-- Start of Recorded information --
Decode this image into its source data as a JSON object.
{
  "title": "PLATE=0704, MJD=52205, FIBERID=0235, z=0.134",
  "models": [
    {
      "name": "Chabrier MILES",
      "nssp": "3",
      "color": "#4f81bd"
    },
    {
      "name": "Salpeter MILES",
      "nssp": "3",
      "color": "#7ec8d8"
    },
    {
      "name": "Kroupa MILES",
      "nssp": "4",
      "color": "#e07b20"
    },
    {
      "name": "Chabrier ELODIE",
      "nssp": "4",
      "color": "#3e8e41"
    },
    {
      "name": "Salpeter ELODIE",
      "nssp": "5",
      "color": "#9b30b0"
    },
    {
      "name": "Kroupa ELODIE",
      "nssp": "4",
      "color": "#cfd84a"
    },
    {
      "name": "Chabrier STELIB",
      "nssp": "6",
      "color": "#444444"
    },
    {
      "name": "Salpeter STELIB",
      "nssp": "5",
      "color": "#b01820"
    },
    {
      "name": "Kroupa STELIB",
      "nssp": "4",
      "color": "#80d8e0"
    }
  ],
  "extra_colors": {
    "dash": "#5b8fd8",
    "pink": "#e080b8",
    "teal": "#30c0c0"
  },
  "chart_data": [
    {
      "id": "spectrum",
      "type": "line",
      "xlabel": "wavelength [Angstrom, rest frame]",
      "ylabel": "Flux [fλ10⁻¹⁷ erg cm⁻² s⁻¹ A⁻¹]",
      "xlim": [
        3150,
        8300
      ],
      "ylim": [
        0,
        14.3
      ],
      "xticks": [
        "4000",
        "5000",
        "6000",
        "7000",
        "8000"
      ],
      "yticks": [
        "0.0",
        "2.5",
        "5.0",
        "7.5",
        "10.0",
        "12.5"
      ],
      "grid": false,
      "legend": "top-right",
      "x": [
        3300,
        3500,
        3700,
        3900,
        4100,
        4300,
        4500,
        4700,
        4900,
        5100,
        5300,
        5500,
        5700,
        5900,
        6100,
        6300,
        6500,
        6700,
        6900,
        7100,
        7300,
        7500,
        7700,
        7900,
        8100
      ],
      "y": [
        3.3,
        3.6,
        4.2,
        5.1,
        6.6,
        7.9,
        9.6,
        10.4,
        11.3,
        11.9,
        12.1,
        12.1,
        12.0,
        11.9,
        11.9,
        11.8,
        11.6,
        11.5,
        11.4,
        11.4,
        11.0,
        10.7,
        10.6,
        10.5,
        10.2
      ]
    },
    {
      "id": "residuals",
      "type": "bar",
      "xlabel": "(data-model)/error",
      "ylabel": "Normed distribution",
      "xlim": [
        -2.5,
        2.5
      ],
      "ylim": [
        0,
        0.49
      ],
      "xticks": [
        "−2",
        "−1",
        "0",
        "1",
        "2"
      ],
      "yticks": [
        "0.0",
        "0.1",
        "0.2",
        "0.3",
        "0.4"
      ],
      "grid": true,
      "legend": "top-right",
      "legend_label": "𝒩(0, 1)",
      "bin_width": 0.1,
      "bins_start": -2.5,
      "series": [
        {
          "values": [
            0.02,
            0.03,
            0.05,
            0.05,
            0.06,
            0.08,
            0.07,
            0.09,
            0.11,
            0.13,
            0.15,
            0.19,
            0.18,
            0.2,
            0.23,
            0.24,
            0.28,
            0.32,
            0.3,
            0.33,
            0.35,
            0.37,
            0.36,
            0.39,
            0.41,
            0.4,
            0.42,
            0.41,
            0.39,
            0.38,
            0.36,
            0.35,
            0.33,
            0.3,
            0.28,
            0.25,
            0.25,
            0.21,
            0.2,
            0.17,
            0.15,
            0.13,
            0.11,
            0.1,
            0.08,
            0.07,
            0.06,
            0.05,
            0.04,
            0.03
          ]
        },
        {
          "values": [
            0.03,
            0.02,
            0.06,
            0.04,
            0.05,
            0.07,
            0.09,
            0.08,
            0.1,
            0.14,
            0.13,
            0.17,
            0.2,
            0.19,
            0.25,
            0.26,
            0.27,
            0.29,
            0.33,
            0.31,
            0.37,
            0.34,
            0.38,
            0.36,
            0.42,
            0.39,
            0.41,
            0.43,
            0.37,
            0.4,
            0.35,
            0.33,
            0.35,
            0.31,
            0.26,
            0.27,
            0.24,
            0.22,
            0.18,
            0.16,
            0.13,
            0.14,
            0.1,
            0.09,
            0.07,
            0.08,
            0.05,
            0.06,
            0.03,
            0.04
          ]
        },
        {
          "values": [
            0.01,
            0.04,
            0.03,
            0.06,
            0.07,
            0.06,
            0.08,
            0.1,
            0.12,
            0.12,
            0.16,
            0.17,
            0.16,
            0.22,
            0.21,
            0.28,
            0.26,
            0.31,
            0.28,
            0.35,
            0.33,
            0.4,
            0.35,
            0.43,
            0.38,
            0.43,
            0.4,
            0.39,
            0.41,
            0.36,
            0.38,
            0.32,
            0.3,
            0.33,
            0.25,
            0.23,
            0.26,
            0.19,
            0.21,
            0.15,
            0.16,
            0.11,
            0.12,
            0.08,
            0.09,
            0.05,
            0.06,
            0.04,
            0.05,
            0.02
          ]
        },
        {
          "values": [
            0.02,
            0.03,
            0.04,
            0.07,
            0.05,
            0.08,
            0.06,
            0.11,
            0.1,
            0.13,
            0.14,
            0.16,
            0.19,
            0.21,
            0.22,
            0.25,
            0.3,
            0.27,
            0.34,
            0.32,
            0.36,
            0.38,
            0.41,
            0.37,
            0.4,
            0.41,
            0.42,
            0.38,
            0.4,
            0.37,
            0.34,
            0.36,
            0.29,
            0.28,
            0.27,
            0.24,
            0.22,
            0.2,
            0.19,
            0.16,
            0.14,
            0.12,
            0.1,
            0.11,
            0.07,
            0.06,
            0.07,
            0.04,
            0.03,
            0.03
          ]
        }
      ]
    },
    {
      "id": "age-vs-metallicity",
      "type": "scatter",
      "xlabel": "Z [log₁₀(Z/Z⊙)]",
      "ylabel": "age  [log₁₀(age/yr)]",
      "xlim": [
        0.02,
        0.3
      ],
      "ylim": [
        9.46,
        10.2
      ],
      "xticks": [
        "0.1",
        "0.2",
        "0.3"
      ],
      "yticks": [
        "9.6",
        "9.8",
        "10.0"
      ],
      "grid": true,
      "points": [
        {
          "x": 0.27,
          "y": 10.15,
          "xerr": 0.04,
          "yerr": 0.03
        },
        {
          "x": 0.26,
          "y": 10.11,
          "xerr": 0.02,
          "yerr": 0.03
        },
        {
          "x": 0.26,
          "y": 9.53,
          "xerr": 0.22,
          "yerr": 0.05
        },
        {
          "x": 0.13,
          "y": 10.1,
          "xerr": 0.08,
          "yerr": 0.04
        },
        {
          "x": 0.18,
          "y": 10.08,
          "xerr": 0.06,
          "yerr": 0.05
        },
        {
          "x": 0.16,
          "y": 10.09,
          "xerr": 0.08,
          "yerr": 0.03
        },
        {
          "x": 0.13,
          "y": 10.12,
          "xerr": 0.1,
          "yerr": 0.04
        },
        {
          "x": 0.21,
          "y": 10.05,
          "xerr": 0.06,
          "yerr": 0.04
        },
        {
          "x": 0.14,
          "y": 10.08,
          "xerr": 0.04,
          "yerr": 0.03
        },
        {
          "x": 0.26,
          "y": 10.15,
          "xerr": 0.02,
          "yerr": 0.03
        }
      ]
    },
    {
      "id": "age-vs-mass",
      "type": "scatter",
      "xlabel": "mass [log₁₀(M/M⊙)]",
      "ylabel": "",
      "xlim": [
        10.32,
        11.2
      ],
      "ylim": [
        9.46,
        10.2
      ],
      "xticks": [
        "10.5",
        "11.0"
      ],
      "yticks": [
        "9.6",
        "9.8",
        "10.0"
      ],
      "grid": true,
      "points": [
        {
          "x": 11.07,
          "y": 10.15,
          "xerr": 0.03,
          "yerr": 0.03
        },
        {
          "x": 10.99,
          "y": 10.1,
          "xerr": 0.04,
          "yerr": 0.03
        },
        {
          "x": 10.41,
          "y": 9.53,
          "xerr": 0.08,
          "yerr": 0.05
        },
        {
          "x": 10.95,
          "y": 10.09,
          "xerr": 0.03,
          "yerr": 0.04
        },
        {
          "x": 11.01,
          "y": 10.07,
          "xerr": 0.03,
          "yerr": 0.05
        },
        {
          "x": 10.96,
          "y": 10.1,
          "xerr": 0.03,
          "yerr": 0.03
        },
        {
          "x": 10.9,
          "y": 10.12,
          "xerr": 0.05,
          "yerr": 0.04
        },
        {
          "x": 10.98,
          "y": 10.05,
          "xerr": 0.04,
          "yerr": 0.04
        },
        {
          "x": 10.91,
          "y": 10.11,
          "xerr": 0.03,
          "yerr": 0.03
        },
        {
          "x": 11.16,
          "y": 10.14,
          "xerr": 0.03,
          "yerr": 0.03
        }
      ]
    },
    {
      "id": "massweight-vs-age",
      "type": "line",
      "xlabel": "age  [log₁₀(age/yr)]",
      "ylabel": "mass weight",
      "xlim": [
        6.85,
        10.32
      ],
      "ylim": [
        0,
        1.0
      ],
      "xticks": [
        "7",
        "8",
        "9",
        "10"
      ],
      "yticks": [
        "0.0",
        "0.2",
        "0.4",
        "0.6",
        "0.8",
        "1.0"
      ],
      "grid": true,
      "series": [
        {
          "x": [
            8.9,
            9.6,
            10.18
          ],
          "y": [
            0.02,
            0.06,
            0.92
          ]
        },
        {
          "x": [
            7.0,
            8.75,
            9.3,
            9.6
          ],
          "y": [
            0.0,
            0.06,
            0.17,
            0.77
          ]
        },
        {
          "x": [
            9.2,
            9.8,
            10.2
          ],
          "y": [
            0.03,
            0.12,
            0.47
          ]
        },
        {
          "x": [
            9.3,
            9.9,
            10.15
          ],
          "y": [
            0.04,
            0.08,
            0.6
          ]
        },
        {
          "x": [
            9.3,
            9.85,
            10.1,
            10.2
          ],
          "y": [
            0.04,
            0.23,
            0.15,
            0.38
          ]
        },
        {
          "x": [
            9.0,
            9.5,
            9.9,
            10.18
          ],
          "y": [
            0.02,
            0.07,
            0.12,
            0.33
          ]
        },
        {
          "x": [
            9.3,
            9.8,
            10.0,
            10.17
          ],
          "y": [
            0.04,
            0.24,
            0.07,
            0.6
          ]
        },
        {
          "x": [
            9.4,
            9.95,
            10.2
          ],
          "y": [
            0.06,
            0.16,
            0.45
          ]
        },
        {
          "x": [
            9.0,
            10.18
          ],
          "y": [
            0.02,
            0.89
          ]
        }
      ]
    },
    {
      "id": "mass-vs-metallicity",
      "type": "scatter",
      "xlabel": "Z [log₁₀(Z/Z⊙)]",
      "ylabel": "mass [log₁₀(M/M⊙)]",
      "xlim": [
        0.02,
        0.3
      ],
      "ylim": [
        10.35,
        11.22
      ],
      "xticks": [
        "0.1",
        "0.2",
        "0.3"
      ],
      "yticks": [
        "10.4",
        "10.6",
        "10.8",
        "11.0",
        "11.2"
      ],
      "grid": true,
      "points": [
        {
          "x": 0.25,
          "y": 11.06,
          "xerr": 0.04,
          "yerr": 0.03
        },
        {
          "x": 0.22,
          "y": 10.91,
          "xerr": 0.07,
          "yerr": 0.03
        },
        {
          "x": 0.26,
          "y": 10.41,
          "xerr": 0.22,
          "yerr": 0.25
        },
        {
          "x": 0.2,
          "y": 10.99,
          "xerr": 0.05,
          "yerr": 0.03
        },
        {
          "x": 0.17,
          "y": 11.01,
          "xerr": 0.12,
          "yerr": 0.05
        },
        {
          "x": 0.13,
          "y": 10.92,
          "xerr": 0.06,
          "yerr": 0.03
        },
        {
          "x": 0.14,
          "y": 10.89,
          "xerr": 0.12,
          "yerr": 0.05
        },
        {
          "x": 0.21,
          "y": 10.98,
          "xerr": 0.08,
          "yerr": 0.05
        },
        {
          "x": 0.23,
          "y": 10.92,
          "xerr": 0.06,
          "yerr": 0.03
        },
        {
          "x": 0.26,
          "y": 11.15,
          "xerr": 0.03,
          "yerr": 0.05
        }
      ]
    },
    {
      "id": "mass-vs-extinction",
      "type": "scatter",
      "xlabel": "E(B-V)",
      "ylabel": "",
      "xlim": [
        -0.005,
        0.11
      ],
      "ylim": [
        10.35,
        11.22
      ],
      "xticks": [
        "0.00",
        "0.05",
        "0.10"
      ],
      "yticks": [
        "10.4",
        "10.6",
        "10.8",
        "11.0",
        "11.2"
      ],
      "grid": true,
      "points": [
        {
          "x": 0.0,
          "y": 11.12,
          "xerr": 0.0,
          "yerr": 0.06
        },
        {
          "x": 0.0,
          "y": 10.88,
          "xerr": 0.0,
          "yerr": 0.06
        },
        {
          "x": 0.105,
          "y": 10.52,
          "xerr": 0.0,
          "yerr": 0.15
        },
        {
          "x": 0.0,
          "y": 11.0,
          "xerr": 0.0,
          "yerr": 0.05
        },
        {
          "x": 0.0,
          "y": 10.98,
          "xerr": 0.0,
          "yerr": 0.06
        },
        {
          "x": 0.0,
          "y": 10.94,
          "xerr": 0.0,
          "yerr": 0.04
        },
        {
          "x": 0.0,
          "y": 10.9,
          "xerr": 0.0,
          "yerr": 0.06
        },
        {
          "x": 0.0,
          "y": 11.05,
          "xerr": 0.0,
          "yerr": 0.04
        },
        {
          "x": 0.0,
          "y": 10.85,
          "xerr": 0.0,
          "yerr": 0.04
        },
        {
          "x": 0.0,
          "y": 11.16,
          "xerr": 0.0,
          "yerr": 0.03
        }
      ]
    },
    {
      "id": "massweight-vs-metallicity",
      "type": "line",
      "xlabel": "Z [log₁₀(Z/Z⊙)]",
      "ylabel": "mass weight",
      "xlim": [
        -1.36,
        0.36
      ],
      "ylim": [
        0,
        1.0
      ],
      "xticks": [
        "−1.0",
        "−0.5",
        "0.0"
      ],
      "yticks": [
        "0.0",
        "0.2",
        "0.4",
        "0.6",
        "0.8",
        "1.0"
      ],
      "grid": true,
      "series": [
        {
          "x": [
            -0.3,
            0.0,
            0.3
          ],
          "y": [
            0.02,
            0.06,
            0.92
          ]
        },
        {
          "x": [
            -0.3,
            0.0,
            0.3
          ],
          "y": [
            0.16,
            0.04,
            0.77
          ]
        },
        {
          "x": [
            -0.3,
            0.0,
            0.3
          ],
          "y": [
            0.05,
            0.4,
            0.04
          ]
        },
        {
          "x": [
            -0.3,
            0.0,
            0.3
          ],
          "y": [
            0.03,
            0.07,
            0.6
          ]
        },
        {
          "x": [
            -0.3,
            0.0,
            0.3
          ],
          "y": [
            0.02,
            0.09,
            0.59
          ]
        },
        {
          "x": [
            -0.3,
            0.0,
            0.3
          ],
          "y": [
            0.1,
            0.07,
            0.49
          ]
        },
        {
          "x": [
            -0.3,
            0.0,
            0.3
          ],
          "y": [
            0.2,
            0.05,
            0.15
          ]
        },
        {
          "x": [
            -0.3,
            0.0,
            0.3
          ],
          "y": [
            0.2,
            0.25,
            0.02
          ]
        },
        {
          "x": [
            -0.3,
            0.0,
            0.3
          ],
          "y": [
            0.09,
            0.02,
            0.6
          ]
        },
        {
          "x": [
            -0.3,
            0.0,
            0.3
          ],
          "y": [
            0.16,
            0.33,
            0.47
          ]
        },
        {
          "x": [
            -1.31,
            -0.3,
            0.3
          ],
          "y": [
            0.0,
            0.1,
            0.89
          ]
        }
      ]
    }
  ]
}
-- End of Recorded information --
Search the data above for lines holding "log₁₀" and copy each of them.

      "xlabel": "Z [log₁₀(Z/Z⊙)]",
      "ylabel": "age  [log₁₀(age/yr)]",
      "xlabel": "mass [log₁₀(M/M⊙)]",
      "xlabel": "age  [log₁₀(age/yr)]",
      "xlabel": "Z [log₁₀(Z/Z⊙)]",
      "ylabel": "mass [log₁₀(M/M⊙)]",
      "xlabel": "Z [log₁₀(Z/Z⊙)]",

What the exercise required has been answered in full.